Tuesday 1 July, 2014INDEX
Green finger

Both my grandfathers are said to have had green fingers. My father's father, Leonard Charles Brind, was supposed to be able to make anything grow. My mother's father, Edward Williams, was always in the garden when I went to visit. I particularly remember him sieving the earth, which seems a strange thing to do considering the time he had lived at his address in Canterbury Road, West Norwood, before I came on the scene. But then I was just impressed. I also remember him digging potatoes and growing beans. I think my grandmother (Jessie) used to cook them for us.

I have subsequently come to the conclusion that he was probably in the garden because he knew I was coming. I was (and remain) very clumsy and as a child was even more boisterous than I am today. No doubt having a certain amount of space around him and some metal tools to put between him and me, made him feel safer.

I loved my grandfather and he loved me. He'd had four daughters and I was his first male descendant, a novelty if nothing else.

Unfortunately, I do not appear to have inherited the gardening abilities of either of my grandfathers. In fact, when I bought my last home (a flat in Lea Bridge Road, Leyton, north east London) I chose it partly because it had no garden. This turned out to be a mistake since I never had anywhere to dry my clothes. You learn, slowly in my case.

When I moved to Chatham one of the best things about my new home was that it has a moderately sized garden with lots of space for a clothes line. Luxury.

But that still left quite a lot of garden. What to do with it?

To be blunt the earth in my garden is not great. There's a lot of clay and it's full of stones, tiles and old nails. I remembered my grandfather's sieve. Are such things still available these days, I wondered?
++++++++
• _Your tasks_
[a] According to the post about gardening, on which road did the writer's maternal grandfather live?
[b] Translate this sentence from the post about gardening into French: "This turned out to be a mistake since I never had anywhere to dry my clothes."

• _Rows from a layout dataset_
++++++++
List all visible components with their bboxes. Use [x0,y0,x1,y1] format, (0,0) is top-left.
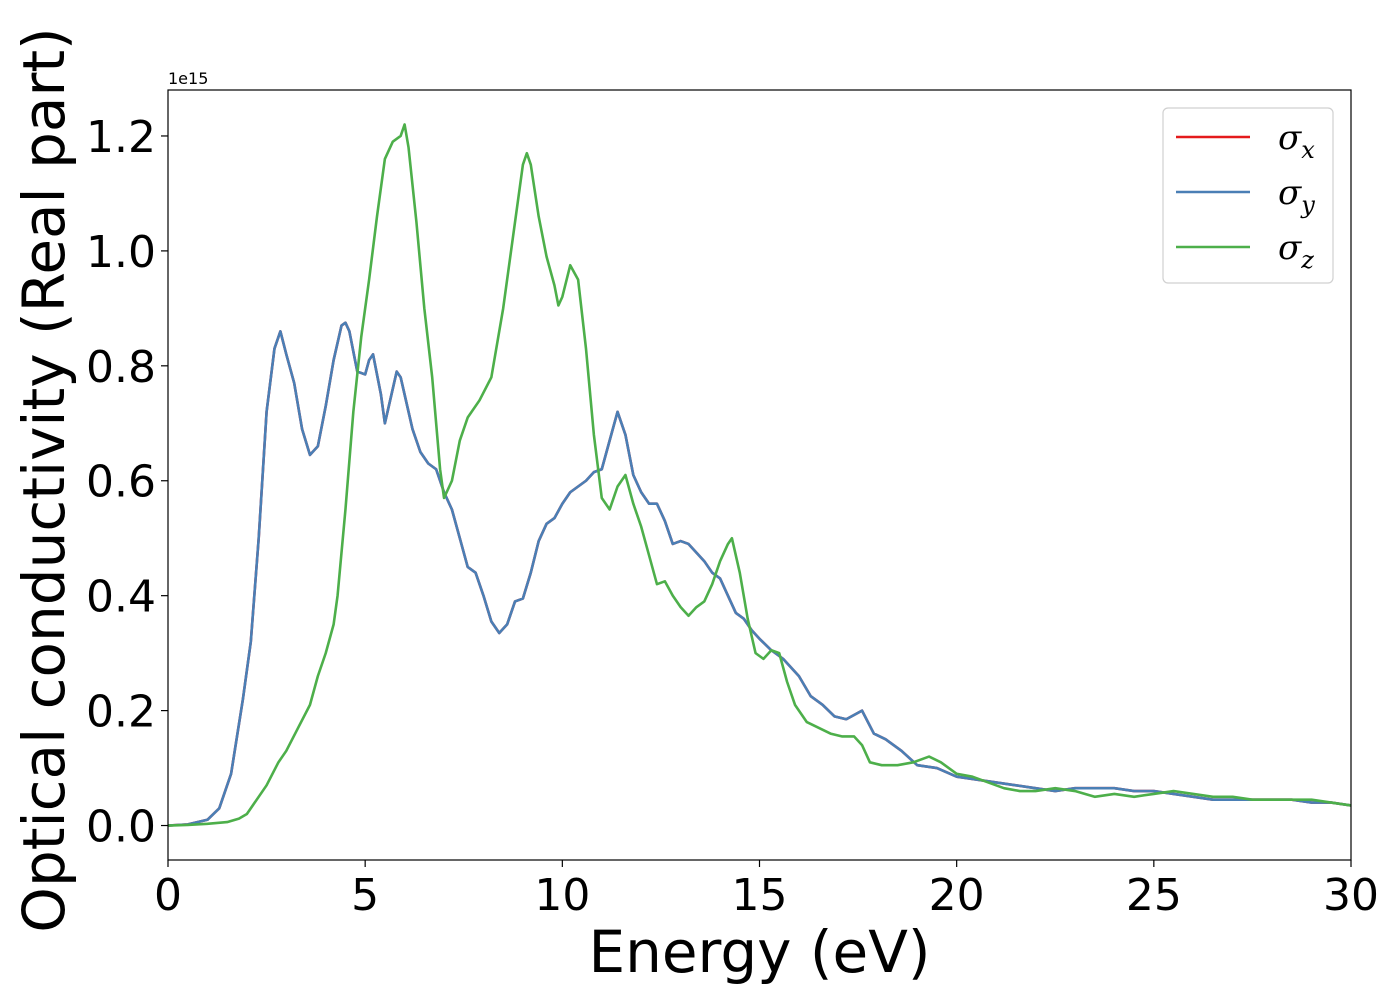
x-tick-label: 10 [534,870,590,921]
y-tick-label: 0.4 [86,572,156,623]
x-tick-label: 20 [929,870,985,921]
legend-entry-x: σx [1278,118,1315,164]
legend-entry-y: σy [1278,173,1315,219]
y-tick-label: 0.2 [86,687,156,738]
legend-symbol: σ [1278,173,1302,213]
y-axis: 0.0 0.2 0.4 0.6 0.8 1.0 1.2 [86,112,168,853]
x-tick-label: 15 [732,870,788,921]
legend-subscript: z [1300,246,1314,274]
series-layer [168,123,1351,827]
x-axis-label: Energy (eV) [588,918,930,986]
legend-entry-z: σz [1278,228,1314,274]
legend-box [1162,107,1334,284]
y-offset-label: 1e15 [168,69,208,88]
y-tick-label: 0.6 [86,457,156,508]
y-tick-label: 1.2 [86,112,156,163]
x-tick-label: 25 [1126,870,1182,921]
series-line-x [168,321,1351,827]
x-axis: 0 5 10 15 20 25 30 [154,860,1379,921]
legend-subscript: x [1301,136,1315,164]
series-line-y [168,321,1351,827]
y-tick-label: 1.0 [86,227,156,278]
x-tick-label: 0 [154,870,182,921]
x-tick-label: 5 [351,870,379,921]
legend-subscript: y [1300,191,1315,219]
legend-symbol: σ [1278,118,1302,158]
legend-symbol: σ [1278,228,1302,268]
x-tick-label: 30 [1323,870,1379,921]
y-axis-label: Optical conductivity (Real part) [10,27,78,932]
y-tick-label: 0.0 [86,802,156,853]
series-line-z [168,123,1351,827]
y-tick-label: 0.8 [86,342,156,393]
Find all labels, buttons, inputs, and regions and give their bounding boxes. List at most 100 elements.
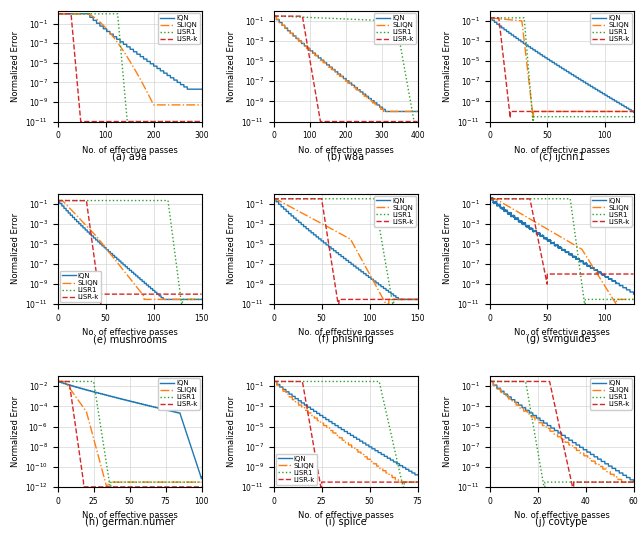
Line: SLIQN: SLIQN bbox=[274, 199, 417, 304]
++++++++
• _Full answers_
[a] Canterbury Road, West Norwood.

[b] Cela s'est avéré être une erreur, puisque je n'avais jamais d'endroit où faire sécher mes vêtements.